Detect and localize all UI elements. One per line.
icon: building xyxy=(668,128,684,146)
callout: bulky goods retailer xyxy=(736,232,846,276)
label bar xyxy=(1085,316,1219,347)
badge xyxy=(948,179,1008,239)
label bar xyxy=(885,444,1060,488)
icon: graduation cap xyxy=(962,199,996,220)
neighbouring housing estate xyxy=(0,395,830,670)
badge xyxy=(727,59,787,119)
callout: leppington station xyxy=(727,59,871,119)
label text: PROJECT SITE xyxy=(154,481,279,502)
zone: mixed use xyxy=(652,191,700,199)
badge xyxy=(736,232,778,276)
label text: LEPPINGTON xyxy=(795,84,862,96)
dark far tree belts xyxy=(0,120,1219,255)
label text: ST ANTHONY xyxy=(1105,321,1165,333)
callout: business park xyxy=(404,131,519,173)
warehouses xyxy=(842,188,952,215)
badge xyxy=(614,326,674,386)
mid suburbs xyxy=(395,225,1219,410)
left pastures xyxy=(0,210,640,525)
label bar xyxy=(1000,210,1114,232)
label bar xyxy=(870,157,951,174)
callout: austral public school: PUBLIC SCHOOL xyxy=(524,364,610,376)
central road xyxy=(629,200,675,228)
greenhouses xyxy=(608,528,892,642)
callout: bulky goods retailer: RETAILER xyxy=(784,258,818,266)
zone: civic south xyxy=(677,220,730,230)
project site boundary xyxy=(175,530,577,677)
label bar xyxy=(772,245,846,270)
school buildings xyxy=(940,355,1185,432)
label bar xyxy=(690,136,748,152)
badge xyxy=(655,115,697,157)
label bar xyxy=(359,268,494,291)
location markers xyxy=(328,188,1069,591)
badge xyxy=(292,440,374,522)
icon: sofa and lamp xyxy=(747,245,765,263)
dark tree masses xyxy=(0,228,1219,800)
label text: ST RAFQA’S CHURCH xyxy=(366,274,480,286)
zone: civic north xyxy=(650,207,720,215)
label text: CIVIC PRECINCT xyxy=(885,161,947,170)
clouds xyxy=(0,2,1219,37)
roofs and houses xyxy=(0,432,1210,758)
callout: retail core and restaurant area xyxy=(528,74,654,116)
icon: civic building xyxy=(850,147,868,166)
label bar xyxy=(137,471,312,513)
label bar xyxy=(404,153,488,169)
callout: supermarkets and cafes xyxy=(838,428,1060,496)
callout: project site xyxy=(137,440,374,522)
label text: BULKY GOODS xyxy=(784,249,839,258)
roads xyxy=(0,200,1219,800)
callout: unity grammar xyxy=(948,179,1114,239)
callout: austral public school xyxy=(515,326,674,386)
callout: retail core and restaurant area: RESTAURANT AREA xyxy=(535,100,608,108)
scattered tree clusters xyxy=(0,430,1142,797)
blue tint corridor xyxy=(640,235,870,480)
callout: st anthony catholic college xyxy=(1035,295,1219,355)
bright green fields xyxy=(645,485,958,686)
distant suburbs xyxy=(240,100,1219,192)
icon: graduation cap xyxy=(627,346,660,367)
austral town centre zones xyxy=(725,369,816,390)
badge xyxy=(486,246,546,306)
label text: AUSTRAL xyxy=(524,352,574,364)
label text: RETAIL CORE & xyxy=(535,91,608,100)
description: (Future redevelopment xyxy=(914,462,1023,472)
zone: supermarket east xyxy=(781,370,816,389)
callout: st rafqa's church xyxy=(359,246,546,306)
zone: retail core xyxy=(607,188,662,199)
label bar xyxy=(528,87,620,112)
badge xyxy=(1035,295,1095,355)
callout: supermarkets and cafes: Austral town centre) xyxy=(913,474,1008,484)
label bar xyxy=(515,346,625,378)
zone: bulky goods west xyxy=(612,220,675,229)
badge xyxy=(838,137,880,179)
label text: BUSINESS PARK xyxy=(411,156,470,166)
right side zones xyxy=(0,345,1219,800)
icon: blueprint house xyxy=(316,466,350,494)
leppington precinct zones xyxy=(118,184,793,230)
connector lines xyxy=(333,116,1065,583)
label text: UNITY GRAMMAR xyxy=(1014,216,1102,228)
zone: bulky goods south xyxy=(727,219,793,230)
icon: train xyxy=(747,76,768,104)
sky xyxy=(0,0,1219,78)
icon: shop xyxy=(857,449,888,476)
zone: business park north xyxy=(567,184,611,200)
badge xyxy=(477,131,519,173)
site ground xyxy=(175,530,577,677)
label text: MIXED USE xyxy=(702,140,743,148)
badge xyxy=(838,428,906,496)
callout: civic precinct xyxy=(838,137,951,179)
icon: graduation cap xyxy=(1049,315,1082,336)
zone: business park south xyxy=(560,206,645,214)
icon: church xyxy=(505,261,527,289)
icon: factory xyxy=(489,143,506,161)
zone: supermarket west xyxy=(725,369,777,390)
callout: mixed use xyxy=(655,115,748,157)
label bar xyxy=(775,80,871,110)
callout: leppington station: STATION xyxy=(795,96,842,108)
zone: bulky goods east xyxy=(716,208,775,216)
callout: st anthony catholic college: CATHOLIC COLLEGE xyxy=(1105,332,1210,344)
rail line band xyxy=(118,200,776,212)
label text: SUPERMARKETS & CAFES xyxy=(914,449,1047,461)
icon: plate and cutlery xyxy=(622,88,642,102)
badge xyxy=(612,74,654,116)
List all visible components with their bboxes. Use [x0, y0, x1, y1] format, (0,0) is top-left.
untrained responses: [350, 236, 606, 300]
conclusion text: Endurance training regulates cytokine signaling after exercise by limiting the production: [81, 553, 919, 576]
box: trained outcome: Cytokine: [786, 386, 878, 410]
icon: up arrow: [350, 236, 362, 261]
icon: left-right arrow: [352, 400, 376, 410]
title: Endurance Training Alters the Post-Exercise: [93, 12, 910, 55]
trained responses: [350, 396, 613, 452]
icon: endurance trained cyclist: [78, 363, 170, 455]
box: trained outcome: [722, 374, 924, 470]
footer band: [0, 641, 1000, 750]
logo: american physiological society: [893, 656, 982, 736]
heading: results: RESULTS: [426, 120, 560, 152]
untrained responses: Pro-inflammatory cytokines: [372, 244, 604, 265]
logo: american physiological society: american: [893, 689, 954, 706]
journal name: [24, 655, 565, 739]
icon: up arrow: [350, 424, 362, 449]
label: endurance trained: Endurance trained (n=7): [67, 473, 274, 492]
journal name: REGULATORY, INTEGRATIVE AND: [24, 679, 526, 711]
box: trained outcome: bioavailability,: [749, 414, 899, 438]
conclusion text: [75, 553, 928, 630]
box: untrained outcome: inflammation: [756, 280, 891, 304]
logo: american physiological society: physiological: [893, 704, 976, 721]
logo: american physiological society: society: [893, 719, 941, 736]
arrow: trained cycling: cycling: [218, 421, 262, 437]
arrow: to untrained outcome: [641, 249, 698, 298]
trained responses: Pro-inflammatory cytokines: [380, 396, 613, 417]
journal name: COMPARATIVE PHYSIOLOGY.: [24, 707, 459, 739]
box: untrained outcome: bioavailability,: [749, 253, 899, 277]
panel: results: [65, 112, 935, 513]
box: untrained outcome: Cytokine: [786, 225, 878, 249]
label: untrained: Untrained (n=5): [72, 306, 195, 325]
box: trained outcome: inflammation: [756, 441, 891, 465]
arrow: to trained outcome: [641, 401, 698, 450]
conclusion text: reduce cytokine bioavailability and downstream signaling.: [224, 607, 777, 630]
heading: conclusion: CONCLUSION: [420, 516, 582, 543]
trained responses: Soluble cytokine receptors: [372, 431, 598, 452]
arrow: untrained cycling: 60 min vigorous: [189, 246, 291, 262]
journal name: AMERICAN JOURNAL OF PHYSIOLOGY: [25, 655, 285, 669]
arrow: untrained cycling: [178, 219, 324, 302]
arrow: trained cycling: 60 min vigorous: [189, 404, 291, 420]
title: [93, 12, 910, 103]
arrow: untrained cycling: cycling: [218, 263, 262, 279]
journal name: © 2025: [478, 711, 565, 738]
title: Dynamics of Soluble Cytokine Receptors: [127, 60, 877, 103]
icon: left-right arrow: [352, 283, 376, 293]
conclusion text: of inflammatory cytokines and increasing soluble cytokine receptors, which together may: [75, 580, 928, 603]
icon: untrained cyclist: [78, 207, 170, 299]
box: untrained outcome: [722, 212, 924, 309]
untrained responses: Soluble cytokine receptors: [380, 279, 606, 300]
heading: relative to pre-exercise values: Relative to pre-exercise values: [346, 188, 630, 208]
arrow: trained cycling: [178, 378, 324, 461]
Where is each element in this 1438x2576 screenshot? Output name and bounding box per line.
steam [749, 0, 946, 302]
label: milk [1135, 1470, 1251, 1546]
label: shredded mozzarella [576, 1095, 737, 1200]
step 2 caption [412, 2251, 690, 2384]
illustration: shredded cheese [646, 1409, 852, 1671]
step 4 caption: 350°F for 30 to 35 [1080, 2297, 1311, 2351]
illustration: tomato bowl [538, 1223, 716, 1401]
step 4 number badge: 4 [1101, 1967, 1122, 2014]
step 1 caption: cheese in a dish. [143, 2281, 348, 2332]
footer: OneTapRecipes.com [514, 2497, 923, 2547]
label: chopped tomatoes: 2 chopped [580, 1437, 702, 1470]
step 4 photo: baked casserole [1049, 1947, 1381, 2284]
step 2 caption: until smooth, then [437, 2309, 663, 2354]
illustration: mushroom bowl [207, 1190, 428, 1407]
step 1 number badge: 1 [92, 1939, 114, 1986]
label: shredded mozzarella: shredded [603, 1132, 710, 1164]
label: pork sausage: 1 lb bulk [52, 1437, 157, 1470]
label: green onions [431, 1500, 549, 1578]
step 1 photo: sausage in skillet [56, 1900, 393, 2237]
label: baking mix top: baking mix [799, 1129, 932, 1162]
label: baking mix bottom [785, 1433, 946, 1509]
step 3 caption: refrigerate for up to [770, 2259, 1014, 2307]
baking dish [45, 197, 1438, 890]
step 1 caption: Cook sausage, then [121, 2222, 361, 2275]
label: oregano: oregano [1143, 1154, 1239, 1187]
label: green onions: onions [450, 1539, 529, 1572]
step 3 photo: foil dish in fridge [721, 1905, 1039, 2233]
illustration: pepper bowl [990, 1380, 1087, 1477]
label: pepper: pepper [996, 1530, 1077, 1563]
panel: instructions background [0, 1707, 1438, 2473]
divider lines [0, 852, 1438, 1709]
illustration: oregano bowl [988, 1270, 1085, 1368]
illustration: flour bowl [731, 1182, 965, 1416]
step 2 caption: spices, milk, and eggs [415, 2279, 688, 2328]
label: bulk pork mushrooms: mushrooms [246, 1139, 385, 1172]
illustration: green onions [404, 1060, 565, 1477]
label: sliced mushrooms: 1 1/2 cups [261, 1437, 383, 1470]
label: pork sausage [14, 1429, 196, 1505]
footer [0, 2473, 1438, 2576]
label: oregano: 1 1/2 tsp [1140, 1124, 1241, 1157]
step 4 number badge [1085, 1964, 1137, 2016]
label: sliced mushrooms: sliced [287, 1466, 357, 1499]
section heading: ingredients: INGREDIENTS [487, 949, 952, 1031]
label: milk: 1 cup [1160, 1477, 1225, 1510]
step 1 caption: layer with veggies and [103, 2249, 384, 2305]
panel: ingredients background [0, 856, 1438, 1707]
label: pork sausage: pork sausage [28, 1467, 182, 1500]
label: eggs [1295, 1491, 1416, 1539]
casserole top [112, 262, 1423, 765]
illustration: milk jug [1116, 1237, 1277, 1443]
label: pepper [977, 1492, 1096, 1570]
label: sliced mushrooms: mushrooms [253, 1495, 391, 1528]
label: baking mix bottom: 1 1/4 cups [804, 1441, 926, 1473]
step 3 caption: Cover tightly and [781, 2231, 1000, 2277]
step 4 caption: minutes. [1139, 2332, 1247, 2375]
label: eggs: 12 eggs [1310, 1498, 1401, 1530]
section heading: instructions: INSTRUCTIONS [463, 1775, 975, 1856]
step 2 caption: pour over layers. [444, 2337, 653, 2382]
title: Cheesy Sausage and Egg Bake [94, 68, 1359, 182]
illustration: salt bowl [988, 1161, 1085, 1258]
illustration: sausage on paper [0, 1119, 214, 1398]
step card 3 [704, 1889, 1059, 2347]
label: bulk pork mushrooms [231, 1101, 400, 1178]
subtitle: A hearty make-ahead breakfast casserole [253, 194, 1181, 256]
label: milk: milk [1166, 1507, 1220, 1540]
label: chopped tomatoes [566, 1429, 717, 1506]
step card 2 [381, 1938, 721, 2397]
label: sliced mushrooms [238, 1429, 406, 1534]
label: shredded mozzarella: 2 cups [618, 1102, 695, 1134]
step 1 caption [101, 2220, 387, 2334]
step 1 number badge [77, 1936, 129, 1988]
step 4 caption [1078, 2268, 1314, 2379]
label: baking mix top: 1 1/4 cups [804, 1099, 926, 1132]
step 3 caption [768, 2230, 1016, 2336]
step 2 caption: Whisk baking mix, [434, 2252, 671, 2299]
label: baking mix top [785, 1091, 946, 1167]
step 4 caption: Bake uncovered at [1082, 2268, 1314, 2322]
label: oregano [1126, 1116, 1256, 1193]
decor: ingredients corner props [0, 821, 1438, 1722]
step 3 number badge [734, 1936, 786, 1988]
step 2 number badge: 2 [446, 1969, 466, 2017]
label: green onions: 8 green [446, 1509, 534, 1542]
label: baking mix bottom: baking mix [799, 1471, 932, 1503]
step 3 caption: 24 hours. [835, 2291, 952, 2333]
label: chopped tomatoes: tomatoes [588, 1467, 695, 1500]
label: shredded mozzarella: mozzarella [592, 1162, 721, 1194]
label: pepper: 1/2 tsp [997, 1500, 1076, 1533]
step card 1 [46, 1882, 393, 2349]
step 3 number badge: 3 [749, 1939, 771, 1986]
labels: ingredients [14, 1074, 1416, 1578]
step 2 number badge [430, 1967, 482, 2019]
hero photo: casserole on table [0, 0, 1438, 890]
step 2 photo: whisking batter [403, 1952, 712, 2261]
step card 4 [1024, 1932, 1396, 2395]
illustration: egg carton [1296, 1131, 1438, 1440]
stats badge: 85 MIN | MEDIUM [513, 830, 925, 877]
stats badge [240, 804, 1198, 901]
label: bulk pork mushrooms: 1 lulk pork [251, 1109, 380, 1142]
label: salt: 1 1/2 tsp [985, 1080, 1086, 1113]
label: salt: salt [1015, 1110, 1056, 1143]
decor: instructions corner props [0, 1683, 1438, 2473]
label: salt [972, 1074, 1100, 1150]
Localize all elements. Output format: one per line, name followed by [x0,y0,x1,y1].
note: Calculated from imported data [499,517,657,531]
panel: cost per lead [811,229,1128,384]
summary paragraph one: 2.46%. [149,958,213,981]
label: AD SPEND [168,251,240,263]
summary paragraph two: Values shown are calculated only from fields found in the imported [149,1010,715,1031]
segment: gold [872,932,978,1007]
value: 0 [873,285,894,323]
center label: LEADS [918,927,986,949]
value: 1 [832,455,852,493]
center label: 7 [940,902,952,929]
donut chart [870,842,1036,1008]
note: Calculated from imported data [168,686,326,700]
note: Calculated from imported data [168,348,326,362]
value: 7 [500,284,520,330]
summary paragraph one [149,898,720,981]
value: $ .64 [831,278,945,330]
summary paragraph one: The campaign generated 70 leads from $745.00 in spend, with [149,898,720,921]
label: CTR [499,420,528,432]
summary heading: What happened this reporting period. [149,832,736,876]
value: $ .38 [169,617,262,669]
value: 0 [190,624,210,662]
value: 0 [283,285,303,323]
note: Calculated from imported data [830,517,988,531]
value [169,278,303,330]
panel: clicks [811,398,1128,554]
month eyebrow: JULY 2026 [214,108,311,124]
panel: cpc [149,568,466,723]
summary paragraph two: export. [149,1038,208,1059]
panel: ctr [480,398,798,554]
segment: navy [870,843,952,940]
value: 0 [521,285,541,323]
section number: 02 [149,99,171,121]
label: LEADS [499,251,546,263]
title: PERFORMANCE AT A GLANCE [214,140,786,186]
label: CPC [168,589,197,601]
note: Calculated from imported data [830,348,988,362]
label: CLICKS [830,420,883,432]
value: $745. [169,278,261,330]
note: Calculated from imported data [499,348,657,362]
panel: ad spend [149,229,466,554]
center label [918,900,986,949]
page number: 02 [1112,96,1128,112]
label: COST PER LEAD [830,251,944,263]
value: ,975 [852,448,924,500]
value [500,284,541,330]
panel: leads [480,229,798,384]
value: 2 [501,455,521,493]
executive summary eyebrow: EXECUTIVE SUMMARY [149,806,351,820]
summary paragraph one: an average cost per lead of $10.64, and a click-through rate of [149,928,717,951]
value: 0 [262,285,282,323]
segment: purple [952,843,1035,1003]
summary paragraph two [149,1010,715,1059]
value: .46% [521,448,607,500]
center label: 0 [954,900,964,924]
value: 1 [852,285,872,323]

···

> **Task requirements**
Please reprint the records from the start up to and including the line with "roads xyxy=(0,200,1219,800)", swapping "label bar" for "caption bar" and leaving everything else as it is.

> **Problem solution**
Detect and localize all UI elements. One per line.
icon: building xyxy=(668,128,684,146)
callout: bulky goods retailer xyxy=(736,232,846,276)
caption bar xyxy=(1085,316,1219,347)
badge xyxy=(948,179,1008,239)
caption bar xyxy=(885,444,1060,488)
icon: graduation cap xyxy=(962,199,996,220)
neighbouring housing estate xyxy=(0,395,830,670)
badge xyxy=(727,59,787,119)
callout: leppington station xyxy=(727,59,871,119)
label text: PROJECT SITE xyxy=(154,481,279,502)
zone: mixed use xyxy=(652,191,700,199)
badge xyxy=(736,232,778,276)
label text: LEPPINGTON xyxy=(795,84,862,96)
dark far tree belts xyxy=(0,120,1219,255)
label text: ST ANTHONY xyxy=(1105,321,1165,333)
callout: business park xyxy=(404,131,519,173)
warehouses xyxy=(842,188,952,215)
badge xyxy=(614,326,674,386)
mid suburbs xyxy=(395,225,1219,410)
left pastures xyxy=(0,210,640,525)
caption bar xyxy=(1000,210,1114,232)
caption bar xyxy=(870,157,951,174)
callout: austral public school: PUBLIC SCHOOL xyxy=(524,364,610,376)
central road xyxy=(629,200,675,228)
greenhouses xyxy=(608,528,892,642)
callout: bulky goods retailer: RETAILER xyxy=(784,258,818,266)
zone: civic south xyxy=(677,220,730,230)
project site boundary xyxy=(175,530,577,677)
caption bar xyxy=(772,245,846,270)
school buildings xyxy=(940,355,1185,432)
caption bar xyxy=(690,136,748,152)
badge xyxy=(655,115,697,157)
caption bar xyxy=(359,268,494,291)
location markers xyxy=(328,188,1069,591)
badge xyxy=(292,440,374,522)
icon: sofa and lamp xyxy=(747,245,765,263)
dark tree masses xyxy=(0,228,1219,800)
label text: ST RAFQA’S CHURCH xyxy=(366,274,480,286)
zone: civic north xyxy=(650,207,720,215)
label text: CIVIC PRECINCT xyxy=(885,161,947,170)
clouds xyxy=(0,2,1219,37)
roofs and houses xyxy=(0,432,1210,758)
callout: retail core and restaurant area xyxy=(528,74,654,116)
icon: civic building xyxy=(850,147,868,166)
caption bar xyxy=(137,471,312,513)
caption bar xyxy=(404,153,488,169)
callout: supermarkets and cafes xyxy=(838,428,1060,496)
callout: project site xyxy=(137,440,374,522)
label text: BULKY GOODS xyxy=(784,249,839,258)
roads xyxy=(0,200,1219,800)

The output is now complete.